WHAT YOU WILL DO:
Determine how many lines in the entries below include "color". The reply should be that number and nothing else.

++++++++++++++++++++

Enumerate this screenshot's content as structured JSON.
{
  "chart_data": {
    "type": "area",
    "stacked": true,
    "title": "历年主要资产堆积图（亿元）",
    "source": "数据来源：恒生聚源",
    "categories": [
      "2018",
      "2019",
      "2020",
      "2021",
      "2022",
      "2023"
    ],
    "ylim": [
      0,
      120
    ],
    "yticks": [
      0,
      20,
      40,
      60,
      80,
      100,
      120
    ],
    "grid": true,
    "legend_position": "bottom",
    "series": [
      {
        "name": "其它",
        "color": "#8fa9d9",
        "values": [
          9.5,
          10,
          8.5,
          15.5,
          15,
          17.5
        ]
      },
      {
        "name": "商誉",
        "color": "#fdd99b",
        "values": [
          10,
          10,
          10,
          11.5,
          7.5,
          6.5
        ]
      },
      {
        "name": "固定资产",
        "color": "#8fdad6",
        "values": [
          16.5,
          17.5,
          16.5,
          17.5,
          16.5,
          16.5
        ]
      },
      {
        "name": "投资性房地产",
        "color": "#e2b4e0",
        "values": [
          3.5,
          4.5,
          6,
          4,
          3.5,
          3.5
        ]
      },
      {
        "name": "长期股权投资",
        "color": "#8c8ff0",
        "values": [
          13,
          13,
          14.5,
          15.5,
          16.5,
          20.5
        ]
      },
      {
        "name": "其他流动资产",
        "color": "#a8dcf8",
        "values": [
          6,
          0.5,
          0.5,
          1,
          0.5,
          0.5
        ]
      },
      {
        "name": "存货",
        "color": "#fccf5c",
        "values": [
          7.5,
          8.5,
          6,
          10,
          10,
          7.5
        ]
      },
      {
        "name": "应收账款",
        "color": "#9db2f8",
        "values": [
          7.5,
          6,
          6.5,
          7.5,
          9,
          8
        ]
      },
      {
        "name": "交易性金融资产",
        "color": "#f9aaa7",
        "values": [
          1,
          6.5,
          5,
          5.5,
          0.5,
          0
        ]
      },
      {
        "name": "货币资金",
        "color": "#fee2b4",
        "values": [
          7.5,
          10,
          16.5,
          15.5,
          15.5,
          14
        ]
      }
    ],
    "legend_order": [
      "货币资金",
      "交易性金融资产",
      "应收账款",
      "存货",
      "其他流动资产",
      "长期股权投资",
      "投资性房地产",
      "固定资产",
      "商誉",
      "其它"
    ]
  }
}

++++++++++++++++++++

FULL RESPONSE:
10